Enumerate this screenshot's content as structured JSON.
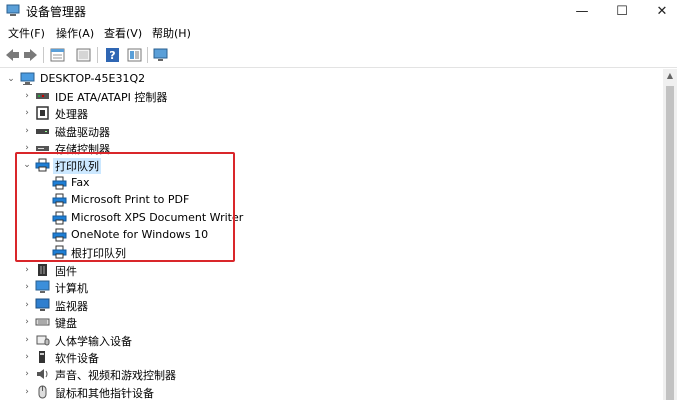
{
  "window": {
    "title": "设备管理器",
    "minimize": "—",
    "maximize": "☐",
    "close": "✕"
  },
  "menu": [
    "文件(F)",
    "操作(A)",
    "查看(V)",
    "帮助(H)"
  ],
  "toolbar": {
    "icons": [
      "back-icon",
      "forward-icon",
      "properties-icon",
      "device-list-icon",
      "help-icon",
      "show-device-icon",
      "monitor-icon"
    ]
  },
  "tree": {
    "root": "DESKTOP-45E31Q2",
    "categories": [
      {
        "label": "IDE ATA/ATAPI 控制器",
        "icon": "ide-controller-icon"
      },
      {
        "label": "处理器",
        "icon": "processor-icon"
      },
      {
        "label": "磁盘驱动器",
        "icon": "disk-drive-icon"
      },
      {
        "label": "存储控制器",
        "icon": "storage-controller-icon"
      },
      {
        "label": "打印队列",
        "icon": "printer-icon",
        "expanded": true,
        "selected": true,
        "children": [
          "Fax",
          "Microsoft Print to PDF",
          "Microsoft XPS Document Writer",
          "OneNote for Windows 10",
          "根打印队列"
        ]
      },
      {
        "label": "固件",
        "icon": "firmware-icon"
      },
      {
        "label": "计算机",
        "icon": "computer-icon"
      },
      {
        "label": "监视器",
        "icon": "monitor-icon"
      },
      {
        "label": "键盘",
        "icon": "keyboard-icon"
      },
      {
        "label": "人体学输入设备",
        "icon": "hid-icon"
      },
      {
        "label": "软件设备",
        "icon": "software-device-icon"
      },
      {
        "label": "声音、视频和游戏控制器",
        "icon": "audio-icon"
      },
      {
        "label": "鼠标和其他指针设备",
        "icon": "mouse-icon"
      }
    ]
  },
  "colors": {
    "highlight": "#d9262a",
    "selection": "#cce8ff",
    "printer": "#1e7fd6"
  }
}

----------------------------------------

Job
Give the data above again in full and unchanged, skipping the pictures.

Correct output
Enumerate this screenshot's content as structured JSON.
{
  "window": {
    "title": "设备管理器",
    "minimize": "—",
    "maximize": "☐",
    "close": "✕"
  },
  "menu": [
    "文件(F)",
    "操作(A)",
    "查看(V)",
    "帮助(H)"
  ],
  "toolbar": {
    "icons": [
      "back-icon",
      "forward-icon",
      "properties-icon",
      "device-list-icon",
      "help-icon",
      "show-device-icon",
      "monitor-icon"
    ]
  },
  "tree": {
    "root": "DESKTOP-45E31Q2",
    "categories": [
      {
        "label": "IDE ATA/ATAPI 控制器",
        "icon": "ide-controller-icon"
      },
      {
        "label": "处理器",
        "icon": "processor-icon"
      },
      {
        "label": "磁盘驱动器",
        "icon": "disk-drive-icon"
      },
      {
        "label": "存储控制器",
        "icon": "storage-controller-icon"
      },
      {
        "label": "打印队列",
        "icon": "printer-icon",
        "expanded": true,
        "selected": true,
        "children": [
          "Fax",
          "Microsoft Print to PDF",
          "Microsoft XPS Document Writer",
          "OneNote for Windows 10",
          "根打印队列"
        ]
      },
      {
        "label": "固件",
        "icon": "firmware-icon"
      },
      {
        "label": "计算机",
        "icon": "computer-icon"
      },
      {
        "label": "监视器",
        "icon": "monitor-icon"
      },
      {
        "label": "键盘",
        "icon": "keyboard-icon"
      },
      {
        "label": "人体学输入设备",
        "icon": "hid-icon"
      },
      {
        "label": "软件设备",
        "icon": "software-device-icon"
      },
      {
        "label": "声音、视频和游戏控制器",
        "icon": "audio-icon"
      },
      {
        "label": "鼠标和其他指针设备",
        "icon": "mouse-icon"
      }
    ]
  },
  "colors": {
    "highlight": "#d9262a",
    "selection": "#cce8ff",
    "printer": "#1e7fd6"
  }
}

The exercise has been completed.